* [ARTICLE]:

— Start —

Column: Saban restless in a way rest of us are not

At some point, this much success should have brought joy, or at the very least, a deep sense of satisfaction. It's only made Nick Saban chase each win more relentlessly than the last.

If nothing else, it will be interesting to see him try to top this one.

Alabama's Crimson Tide slipped on the BCS crown for the third time in the last four years Monday night, crushing Notre Dame 42-14 and almost as impressively, forcing a wide grin from its often-unsmiling coach. Small wonder.

The win was Saban's fourth national championship, which left him tied with Notre Dame's Frank Leahy for second on The Associated Press' all-time list, and behind only Paul ''Bear'' Bryant, the most famed of his predecessors at Alabama.

''It's not about me,'' he said insisted afterward. ''It's about seeing all those people being happy and proud of what this team was able to accomplish.

''That's the thing that makes me happy and whether I look it or not,'' he added, cracking what might have been his second grin of the night, ''I'm happy as hell.''

For the next 24 hours or so.

— End —

* [DATA EXTRACT]:
— Start —

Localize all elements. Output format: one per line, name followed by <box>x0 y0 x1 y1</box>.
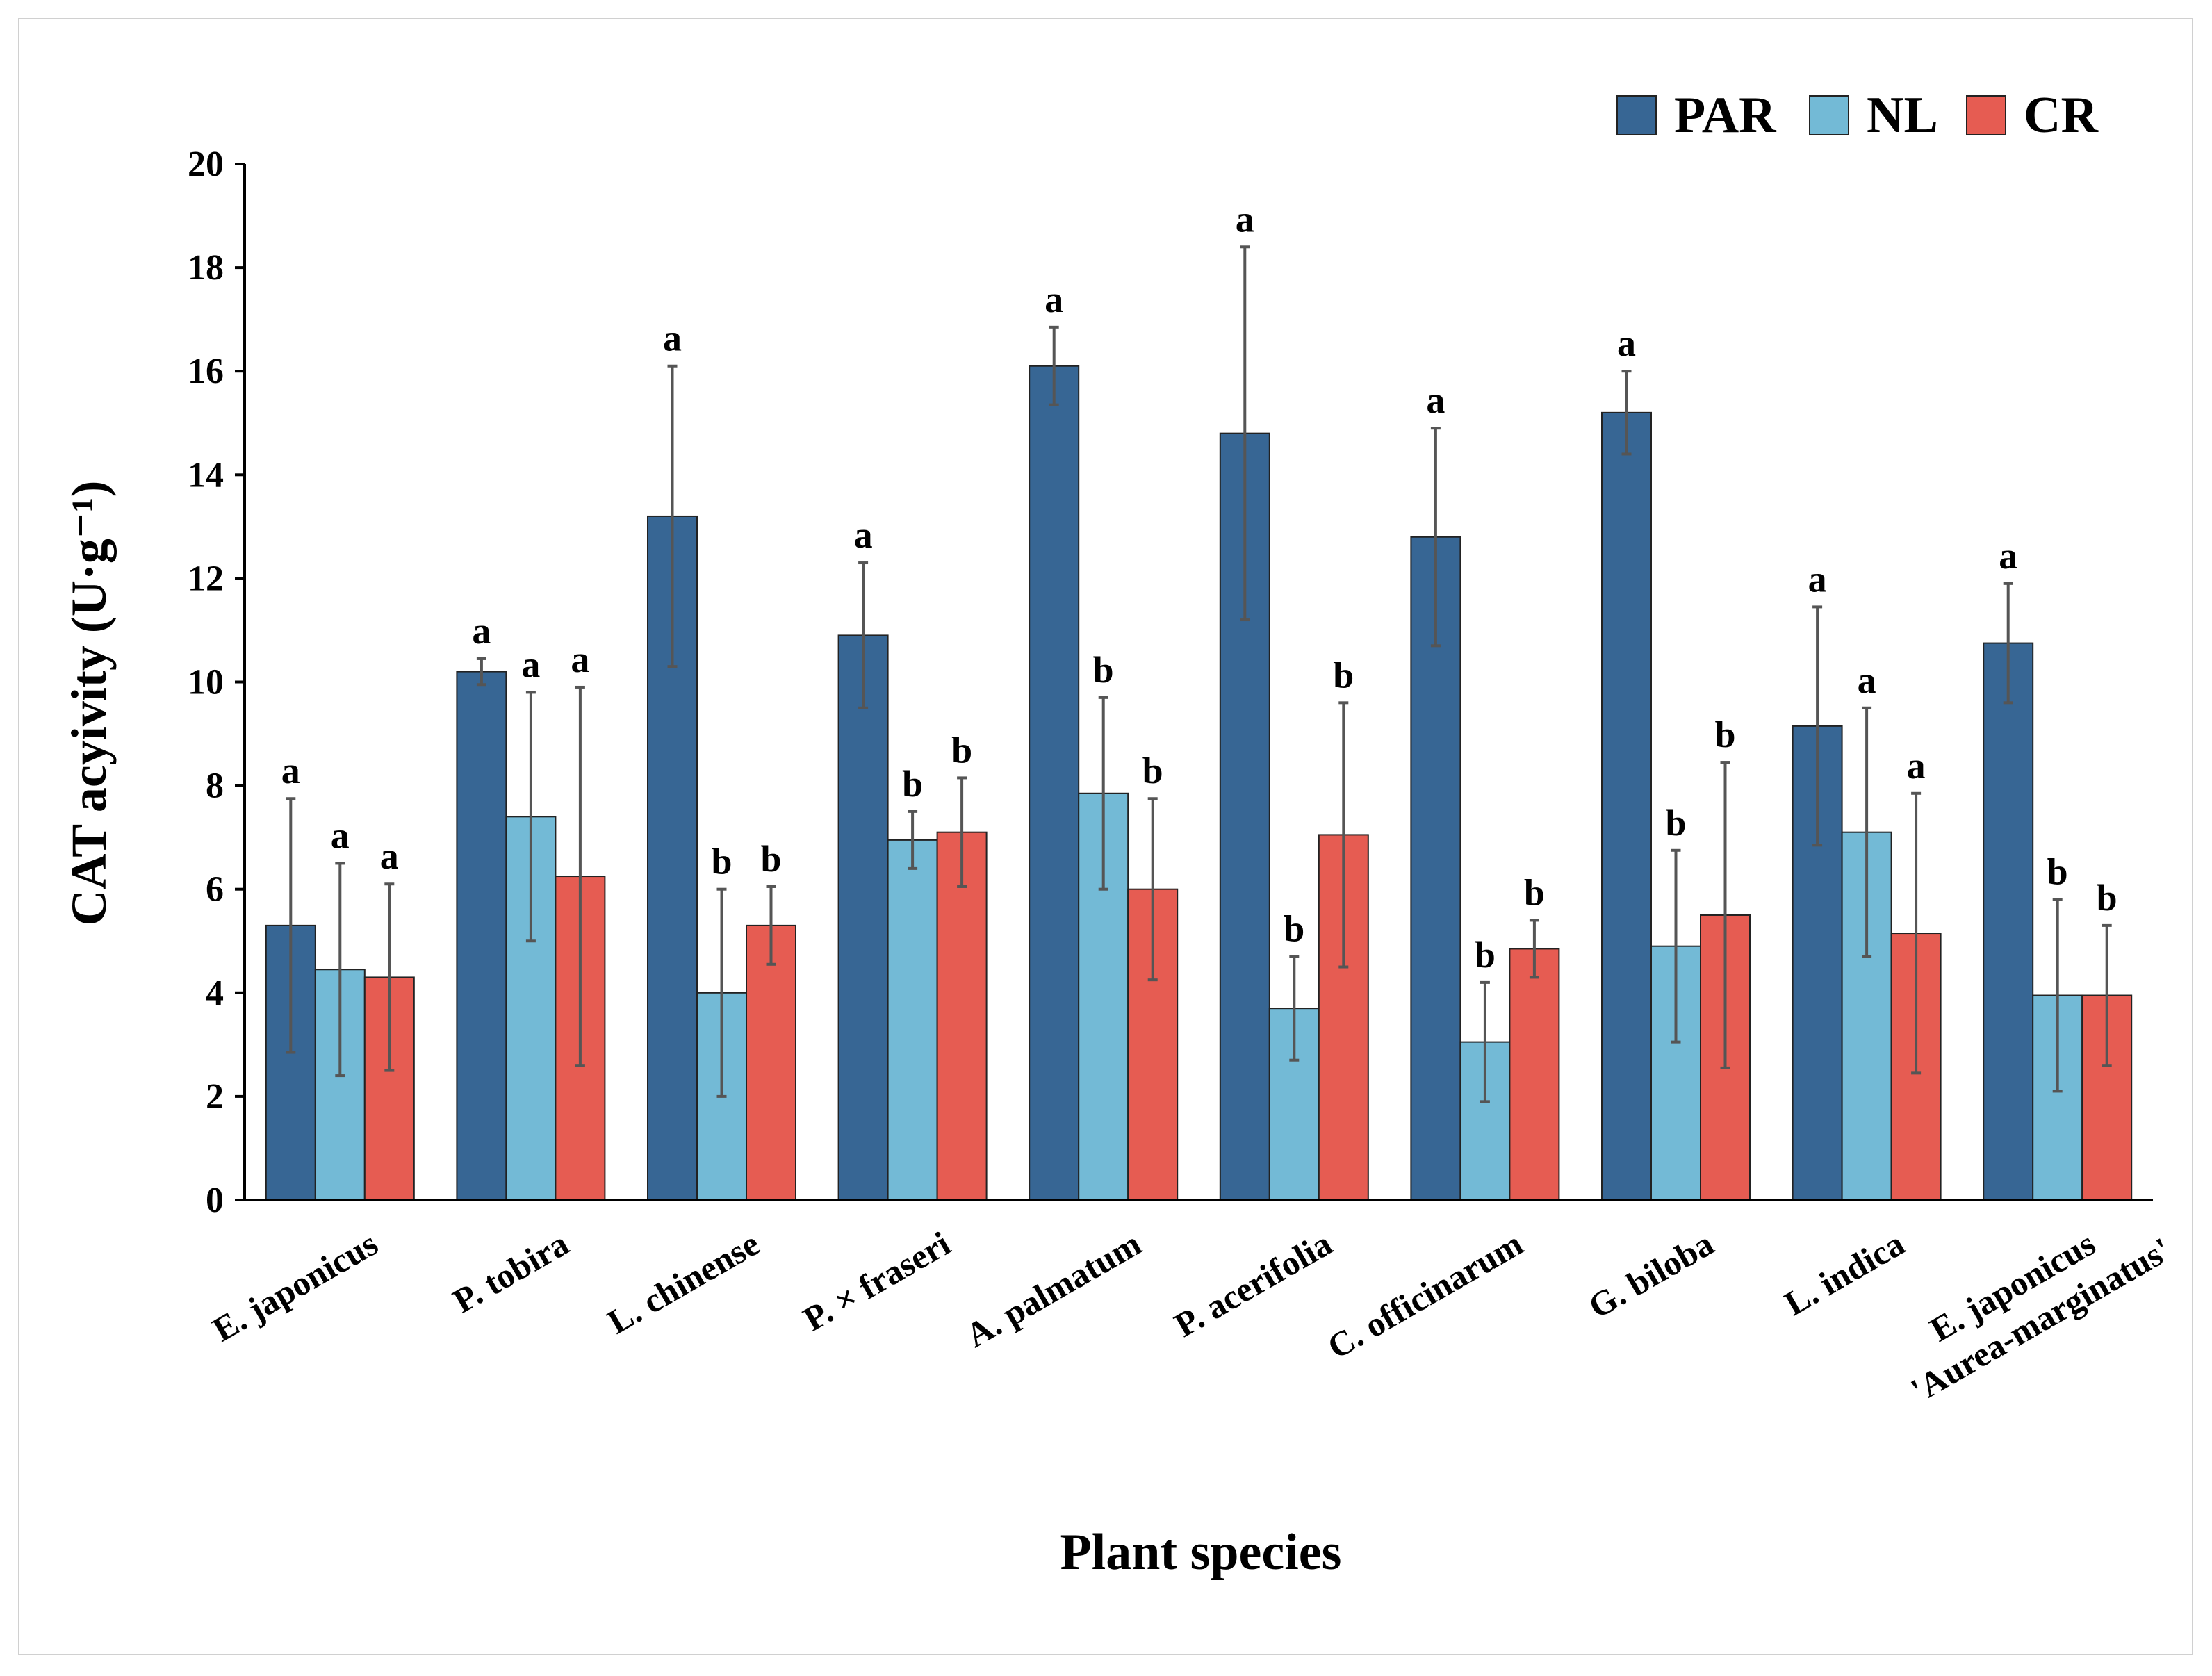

— End —

* [REQUIREMENTS]:
A) List every person named in the Saban column.
B) Answer these questions from the Saban column:
(i) What was the final score of the game against Notre Dame?
(ii) With whom is Saban tied for second on The Associated Press' all-time list?
(iii) What does Saban say he is, whether he looks it or not?

* [RESPONSES BY TASK]:
A)
Nick Saban
Frank Leahy
Paul "Bear" Bryant

B)
(i) 42-14
(ii) Notre Dame's Frank Leahy
(iii) "happy as hell"